> _WHAT THE EXERCISE ASKS_:
Could you pick up the blog post on Brexit and moving money abroad through a Forex broker and continue it from its last sentence?

> _GIVEN PASSAGE_:

□ □ □ □

There’s never been a better time to be a Forex broker than now. The United Kingdom has always been fertile ground for brokerages, as businesses and holidaymakers interact with the Continent daily.
However, things have sped up lately. Ever since the resounding victory of Boris Johnson’s Conservatives, the Brexit train has passed the point of no return. Thundering down the track at breakneck speed, there is little doubt 2020 will be the year the UK will depart Europe.
With this comes harsh realities, though. Finance and real estate experts are sounding the alarm. A drop of 10% or more in the GBP lies well within the realm of possibility. Housing could also take a nasty tumble. According to KPMG, a plunge of 10%-20%, if panic ensues, could occur.
These are all scary scenarios. And so, it is tempting to stick your head in the sand whilst hoping for the best. Things could turn out better than expected – but what if they don’t? You shouldn’t play games with your net worth, especially when you’re not the one pulling the strings.
As such, we recommend hedging at least a portion of your assets abroad. However, in doing so, it’s crucial to choose the right broker. The more you transfer, the more you could lose to bad faith actors – like your bank.
In this blog, we’ll show you how counterproductive moving capital through traditional financial institutions really is. Then, we’ll show you where to get the best Forex deal possible.
The UK Is On An Irreversible Course Towards Brexit
It’s settled. In the December 2019 elections, Boris Johnson ran on getting Brexit done. Brexit means Brexit, he said. With the Corbyn-led Labour Party in disarray, he won in a landslide.
Yet, amid campaign fervour, few stopped to consider what exactly that meant. With the election and the holiday season over, the cold reality of Britain’s impending exit is dawning on Britons. The Conservative Party, for the first time in years, singing off the same song sheet. With the withdrawal agreement passed, it’s done – on 31 January, the UK will officially leave the EU.
But, that’s not the end of it. In fact, it’s only the beginning. On the trade front, the UK has until December 2020 to come up with a brand new UK-EU trade agreement. If they don’t, all the horrible scenarios associated with a no-deal Brexit may yet come to pass.
Already, trouble is brewing behind the scenes. Even as the Transportation Ministry removes contraflow barriers from the port of Dover, the Whitehall EU Exit Operations Committee is said to have met in secret.
Don’t fool yourself – trade negotiations are delicate and fraught with disagreement. The Europeans are already digging in their heels. Worse, initial meetings might not happen until March.

□ □ □ □

> _DATA SHOWN_:
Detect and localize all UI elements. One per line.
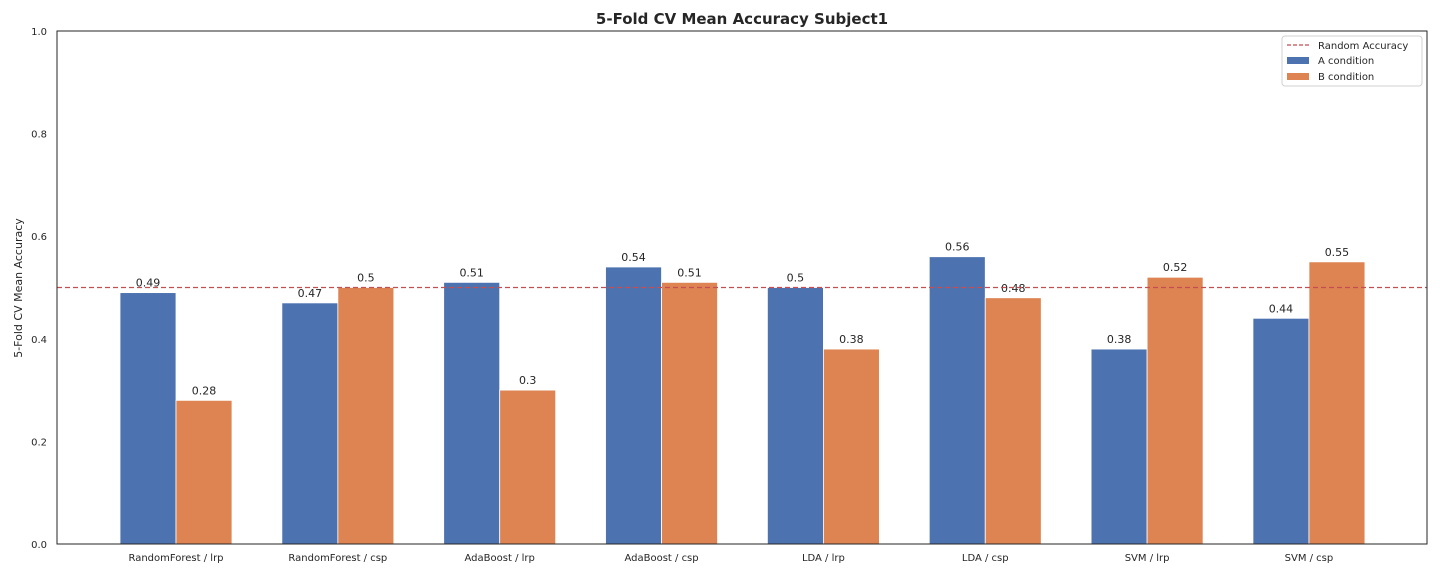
data-label: 0.47 [298,287,323,300]
data-label: 0.52 [1163,261,1188,274]
bar [823,348,880,545]
legend-swatch [1287,57,1309,64]
x-tick-label: AdaBoost / lrp [465,553,535,564]
bar [1252,317,1310,545]
legend-box [1281,35,1423,87]
data-label: 0.54 [621,251,646,264]
bar [499,389,557,545]
bar [1090,348,1148,545]
x-axis-ticks: RandomForest / lrp RandomForest / csp AdaB… [128,553,1333,564]
x-tick-label: RandomForest / csp [288,553,387,564]
legend-label: Random Accuracy [1318,41,1408,52]
x-tick-label: RandomForest / lrp [128,553,223,564]
bar [767,287,824,545]
plot-frame [56,30,1428,545]
y-axis-label: 5-Fold CV Mean Accuracy [12,218,25,358]
y-tick-label: 0.2 [31,437,47,448]
x-tick-label: SVM / lrp [1125,553,1170,564]
bar [661,281,718,545]
x-tick-label: LDA / lrp [802,553,845,564]
data-labels-group: 0.49 0.28 0.47 0.5 0.51 0.3 0.54 0.51 0.5 0.38 0.5… [136,241,1349,398]
y-axis-ticks: 0.0 0.2 0.4 0.6 0.8 1.0 [31,27,47,551]
data-label: 0.5 [787,272,805,285]
y-tick-label: 0.8 [31,130,47,141]
data-label: 0.51 [677,266,702,279]
x-tick-label: AdaBoost / csp [624,553,698,564]
data-label: 0.48 [1001,282,1026,295]
x-tick-label: SVM / csp [1285,553,1334,564]
bar [984,297,1042,545]
y-tick-label: 0.4 [31,335,47,346]
bar [1146,276,1204,545]
data-label: 0.5 [357,272,375,285]
data-label: 0.55 [1325,246,1350,259]
data-label: 0.56 [945,241,970,254]
bar [605,266,662,545]
data-label: 0.3 [519,374,537,387]
data-label: 0.44 [1269,302,1294,315]
bar [928,256,986,545]
y-tick-label: 0.6 [31,232,47,243]
bar [1308,261,1366,545]
y-tick-label: 1.0 [31,27,47,38]
bar [337,287,395,545]
chart-title: 5-Fold CV Mean Accuracy Subject1 [596,10,888,28]
bars-group [119,256,1366,545]
x-tick-label: LDA / csp [962,553,1009,564]
bar [443,281,501,545]
data-label: 0.28 [192,384,217,397]
data-label: 0.38 [839,333,864,346]
y-tick-label: 0.0 [31,540,47,551]
data-label: 0.38 [1107,333,1132,346]
bar [119,292,177,545]
bar [281,302,339,545]
legend: Random Accuracy A condition B condition [1281,35,1423,87]
bar [175,399,233,545]
data-label: 0.49 [136,277,161,290]
legend-label: A condition [1318,56,1374,67]
data-label: 0.51 [459,266,484,279]
legend-swatch [1287,73,1309,80]
legend-label: B condition [1318,72,1374,83]
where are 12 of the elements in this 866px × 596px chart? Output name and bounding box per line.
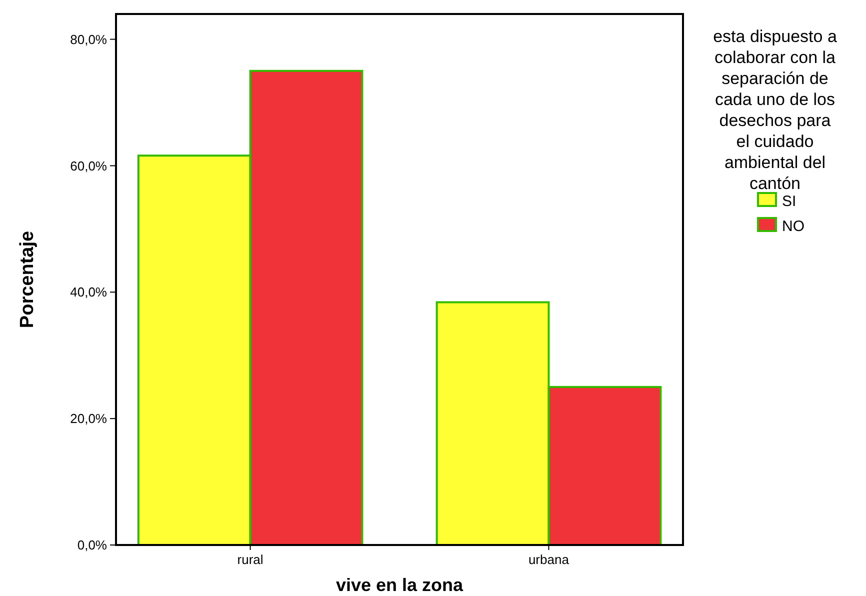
x-tick-label: rural [237,552,264,567]
y-tick-label: 40,0% [70,284,108,300]
x-tick-label: urbana [528,552,570,567]
legend-label: SI [782,193,796,210]
y-tick-label: 80,0% [70,32,108,47]
y-tick-label: 60,0% [70,158,108,174]
y-axis-title: Porcentaje [17,230,38,328]
legend-label: NO [782,218,804,235]
y-tick-label: 0,0% [77,538,108,553]
x-axis-title: vive en la zona [336,575,464,595]
y-tick-label: 20,0% [70,411,108,426]
legend-title: esta dispuesto a colaborar con la separación de cada uno de los desechos para el cuidado ambiental del cantón [713,27,838,193]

□ □ □ □

> _REPLY TO THE EXERCISE_:
Banks Are Set To Profit MASSIVELY From Pre-Brexit Chaos
What does creeping dread sound like? If you’re a Briton with significant assets, it sounds like a ticking clock. Brexit is no longer up for debate – the UK is leaving on 31 January. Not only that, but we only have until 31 December to broker an EU trade deal. All while signing deals with the rest of the developed world.
At this point, there are two things you can do.
#1: You can either place your faith in BoJo to hammer out a trade pact with The Continent by year-end. Or
#2: Plan for the worst, as the Conservatives have bungled these talks in the past. And, this time, there are NO extensions.
So, it’s settled then – open a Santander account in Barcelona, and then transfer funds via RBS? Before you lift a finger, stop – this is precisely what every banker in the country is counting on.
Banks make a DISGUSTING amount of money from every international money transfer they broker. For starters, they charge MASSIVE fees. For instance, RBS levies a 15 GBP fee on urgent international transfers.
However, it’s on the exchange rate where banks make the BIG money. Let’s look at the Royal Bank of Scotland’s GBP/EUR rate – at press time, they offered 1.1200. Compare that to the interbank, or the wholesale price of exchange. According to XE, the GBP/EUR interbank rate was 1.18432, as of 22 January.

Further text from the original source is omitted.